◆ Your task ◆
Search the listing for the string "link" and copy every line that contains it.

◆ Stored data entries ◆
##########
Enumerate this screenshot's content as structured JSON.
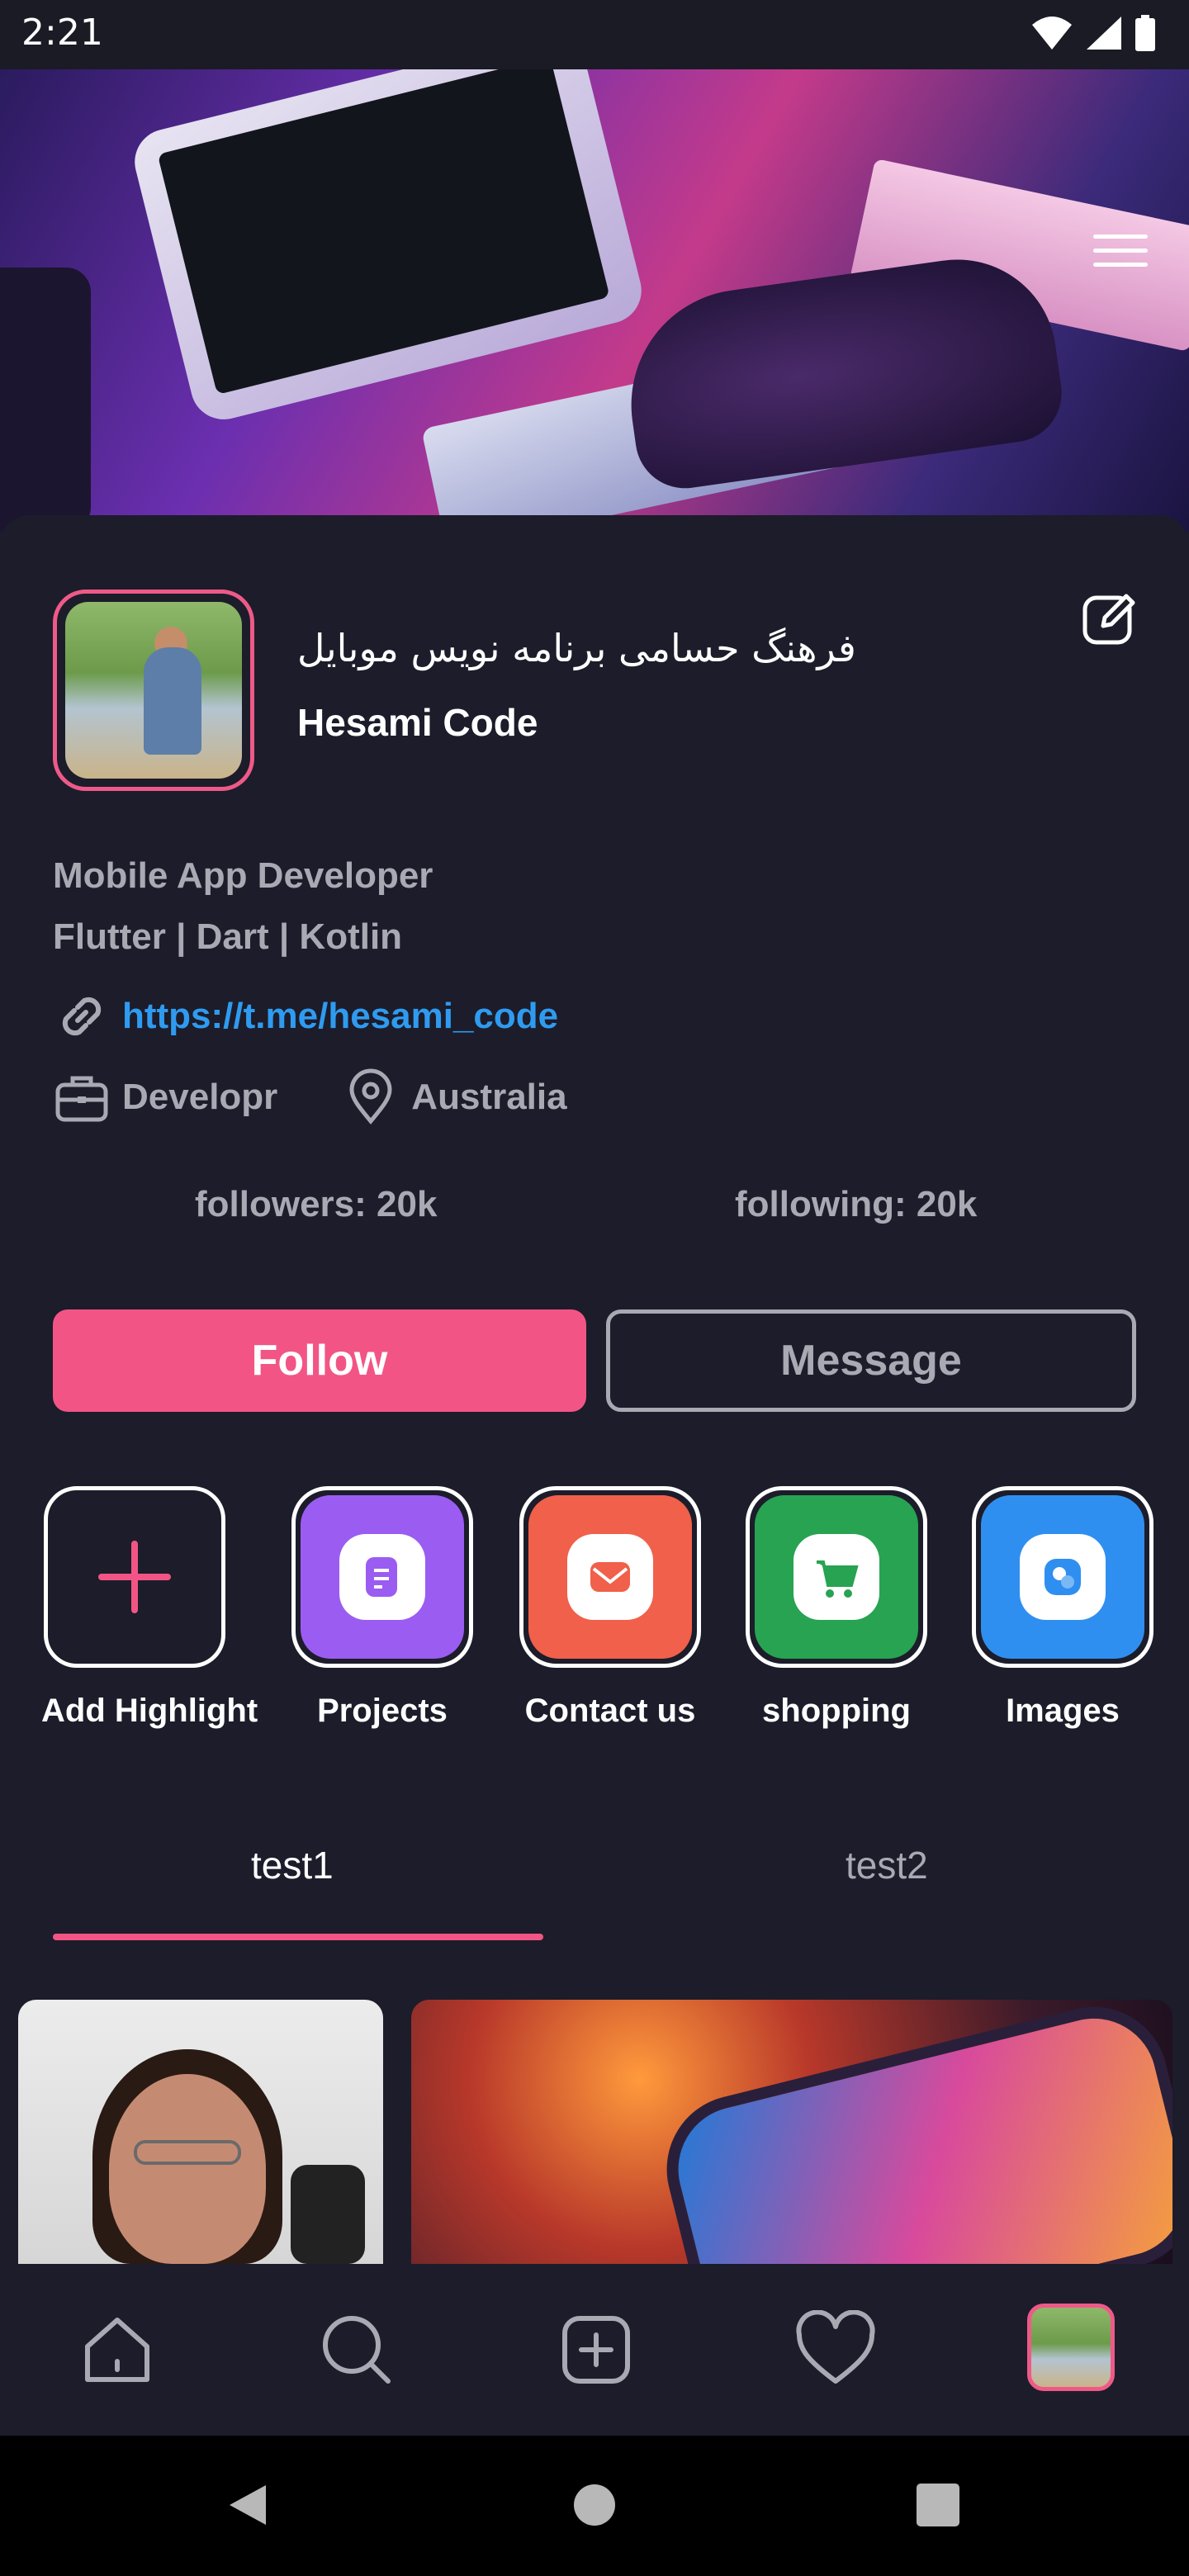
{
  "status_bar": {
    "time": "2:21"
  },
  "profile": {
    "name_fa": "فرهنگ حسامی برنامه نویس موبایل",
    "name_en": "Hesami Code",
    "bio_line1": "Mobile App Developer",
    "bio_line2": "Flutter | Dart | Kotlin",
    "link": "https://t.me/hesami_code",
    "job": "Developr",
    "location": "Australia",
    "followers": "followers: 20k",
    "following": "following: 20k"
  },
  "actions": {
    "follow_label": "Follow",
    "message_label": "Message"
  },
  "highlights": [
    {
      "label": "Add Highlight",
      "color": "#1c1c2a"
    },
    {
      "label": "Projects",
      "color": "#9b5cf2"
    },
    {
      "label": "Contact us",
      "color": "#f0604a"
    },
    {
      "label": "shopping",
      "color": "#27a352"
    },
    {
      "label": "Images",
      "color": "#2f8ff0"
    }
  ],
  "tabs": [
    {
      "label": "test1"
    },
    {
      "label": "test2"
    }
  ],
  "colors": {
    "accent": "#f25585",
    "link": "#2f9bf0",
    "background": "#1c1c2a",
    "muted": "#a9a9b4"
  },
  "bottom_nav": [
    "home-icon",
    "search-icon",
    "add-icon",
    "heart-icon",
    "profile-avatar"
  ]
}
##########
◆ Output of the task ◆
    "link": "https://t.me/hesami_code",
    "link": "#2f9bf0",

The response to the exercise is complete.